## Given exercise:
Repeat the data word for word. Do not include the pictures.

## Information shown:

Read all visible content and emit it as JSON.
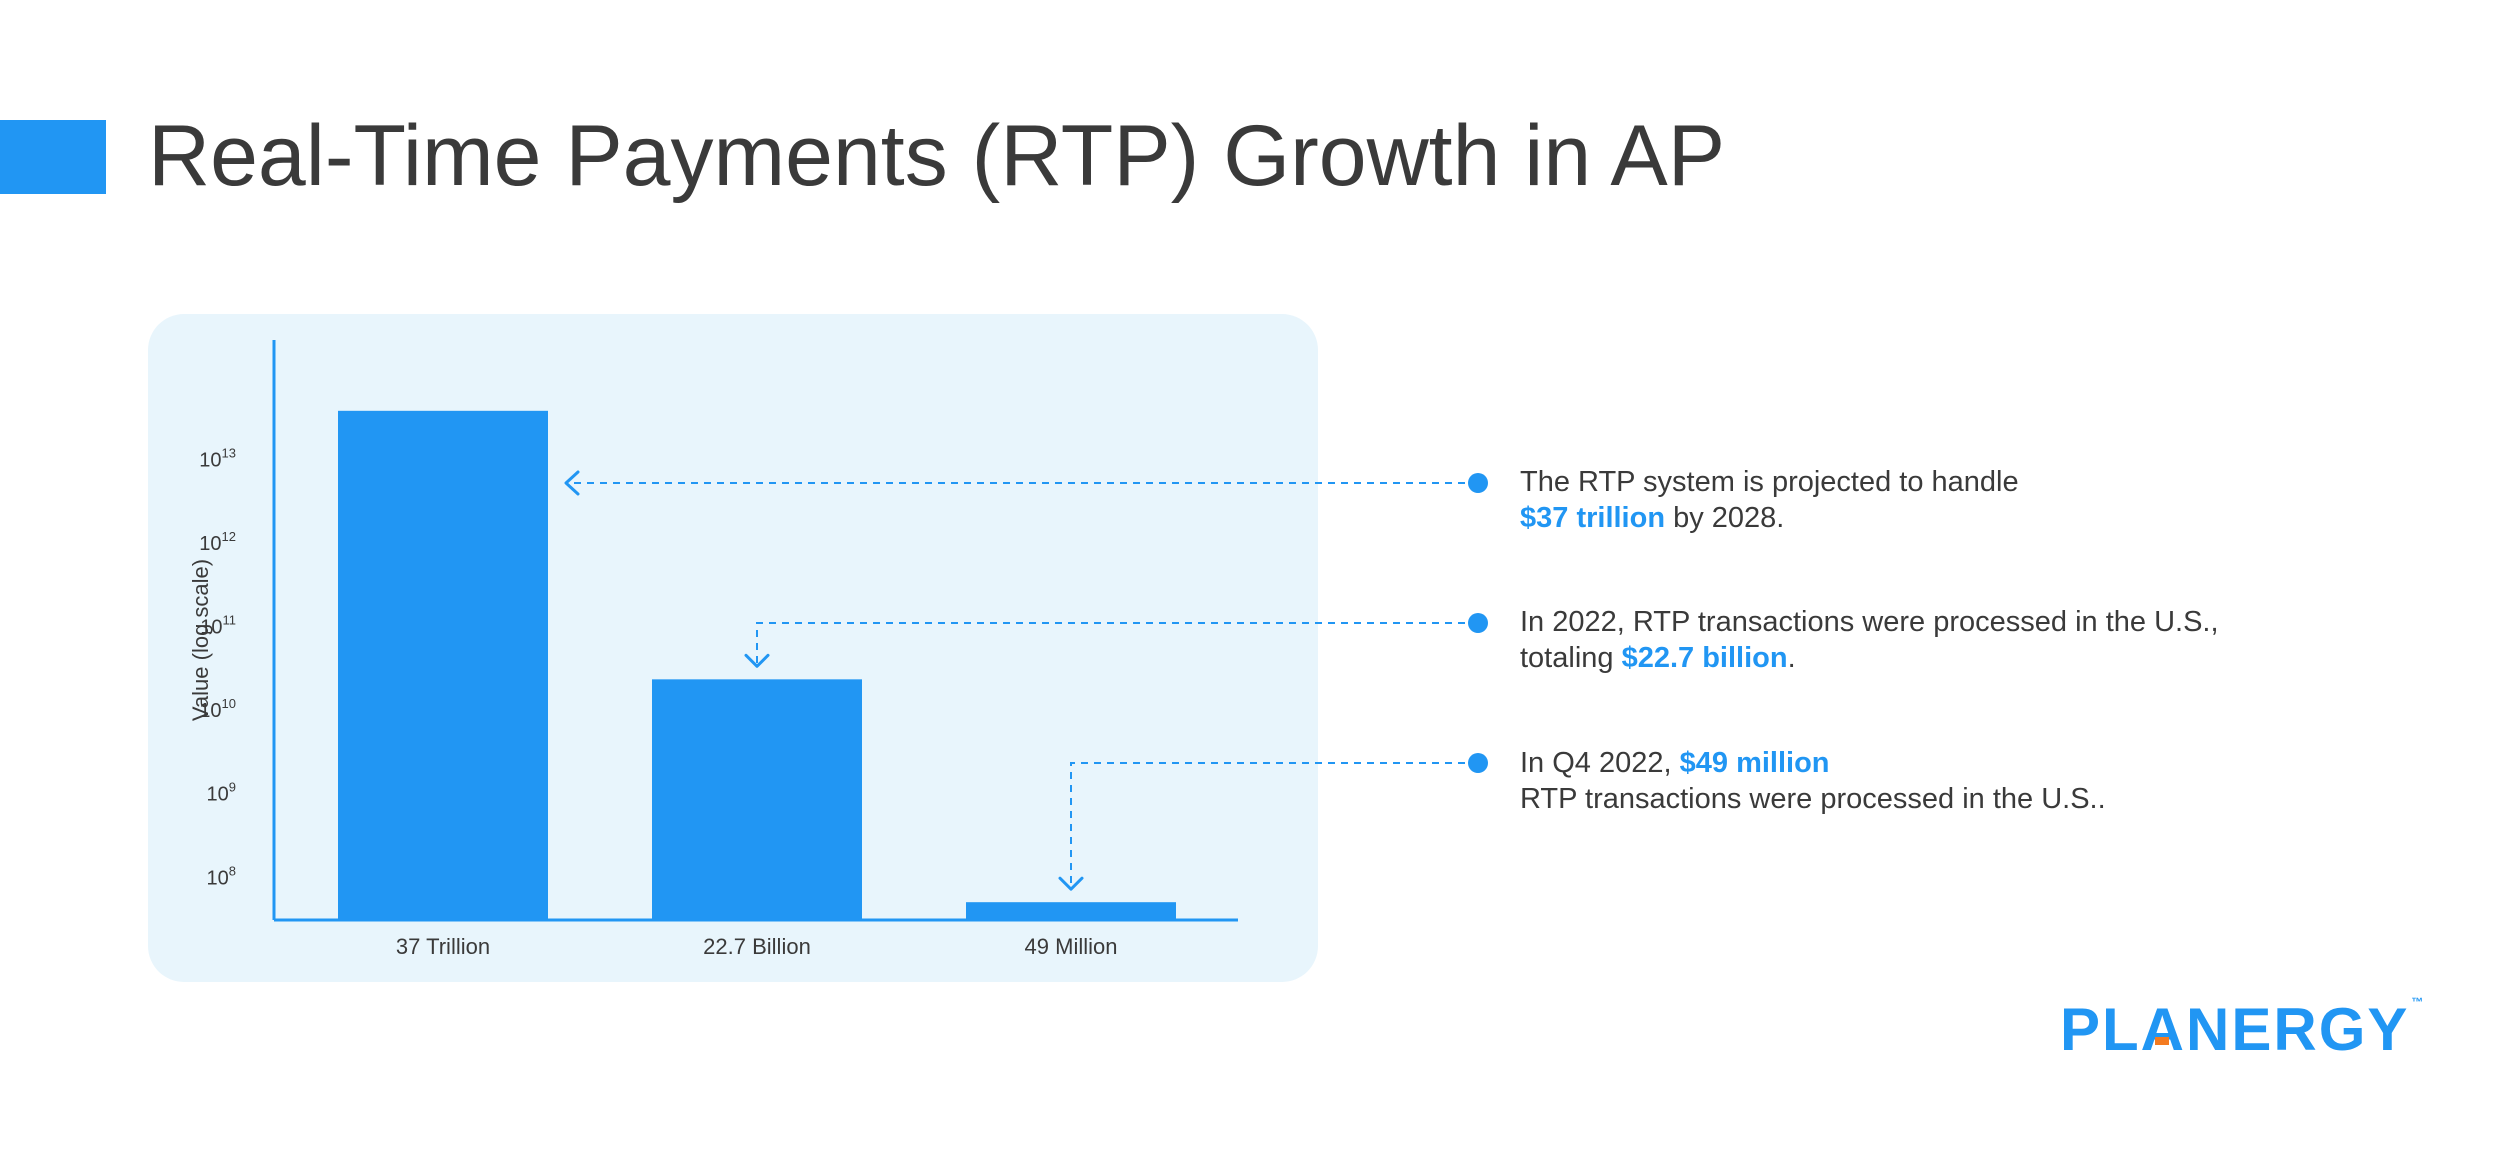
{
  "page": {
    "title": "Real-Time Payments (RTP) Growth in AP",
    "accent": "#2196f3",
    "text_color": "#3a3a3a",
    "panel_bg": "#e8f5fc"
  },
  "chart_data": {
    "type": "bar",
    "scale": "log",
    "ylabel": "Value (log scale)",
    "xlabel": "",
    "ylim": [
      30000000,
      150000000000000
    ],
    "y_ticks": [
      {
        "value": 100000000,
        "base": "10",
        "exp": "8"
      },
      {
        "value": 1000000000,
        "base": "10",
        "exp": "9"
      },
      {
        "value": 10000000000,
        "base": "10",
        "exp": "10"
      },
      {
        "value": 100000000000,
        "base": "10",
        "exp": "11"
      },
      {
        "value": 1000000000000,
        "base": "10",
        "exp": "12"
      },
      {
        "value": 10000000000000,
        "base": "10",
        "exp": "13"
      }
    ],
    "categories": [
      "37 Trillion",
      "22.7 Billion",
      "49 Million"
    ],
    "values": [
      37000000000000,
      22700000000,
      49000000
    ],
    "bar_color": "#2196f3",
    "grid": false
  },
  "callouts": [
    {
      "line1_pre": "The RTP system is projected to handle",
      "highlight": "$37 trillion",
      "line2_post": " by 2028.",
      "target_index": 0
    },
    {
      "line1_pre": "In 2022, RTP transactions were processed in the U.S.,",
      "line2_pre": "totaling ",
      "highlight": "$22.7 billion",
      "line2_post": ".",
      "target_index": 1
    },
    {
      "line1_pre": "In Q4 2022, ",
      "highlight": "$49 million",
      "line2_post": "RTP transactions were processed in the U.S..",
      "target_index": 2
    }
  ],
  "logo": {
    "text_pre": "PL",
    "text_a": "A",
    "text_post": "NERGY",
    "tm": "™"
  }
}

## Result for this task:
Read all visible content and emit it as JSON.
{
  "page": {
    "title": "Real-Time Payments (RTP) Growth in AP",
    "accent": "#2196f3",
    "text_color": "#3a3a3a",
    "panel_bg": "#e8f5fc"
  },
  "chart_data": {
    "type": "bar",
    "scale": "log",
    "ylabel": "Value (log scale)",
    "xlabel": "",
    "ylim": [
      30000000,
      150000000000000
    ],
    "y_ticks": [
      {
        "value": 100000000,
        "base": "10",
        "exp": "8"
      },
      {
        "value": 1000000000,
        "base": "10",
        "exp": "9"
      },
      {
        "value": 10000000000,
        "base": "10",
        "exp": "10"
      },
      {
        "value": 100000000000,
        "base": "10",
        "exp": "11"
      },
      {
        "value": 1000000000000,
        "base": "10",
        "exp": "12"
      },
      {
        "value": 10000000000000,
        "base": "10",
        "exp": "13"
      }
    ],
    "categories": [
      "37 Trillion",
      "22.7 Billion",
      "49 Million"
    ],
    "values": [
      37000000000000,
      22700000000,
      49000000
    ],
    "bar_color": "#2196f3",
    "grid": false
  },
  "callouts": [
    {
      "line1_pre": "The RTP system is projected to handle",
      "highlight": "$37 trillion",
      "line2_post": " by 2028.",
      "target_index": 0
    },
    {
      "line1_pre": "In 2022, RTP transactions were processed in the U.S.,",
      "line2_pre": "totaling ",
      "highlight": "$22.7 billion",
      "line2_post": ".",
      "target_index": 1
    },
    {
      "line1_pre": "In Q4 2022, ",
      "highlight": "$49 million",
      "line2_post": "RTP transactions were processed in the U.S..",
      "target_index": 2
    }
  ],
  "logo": {
    "text_pre": "PL",
    "text_a": "A",
    "text_post": "NERGY",
    "tm": "™"
  }
}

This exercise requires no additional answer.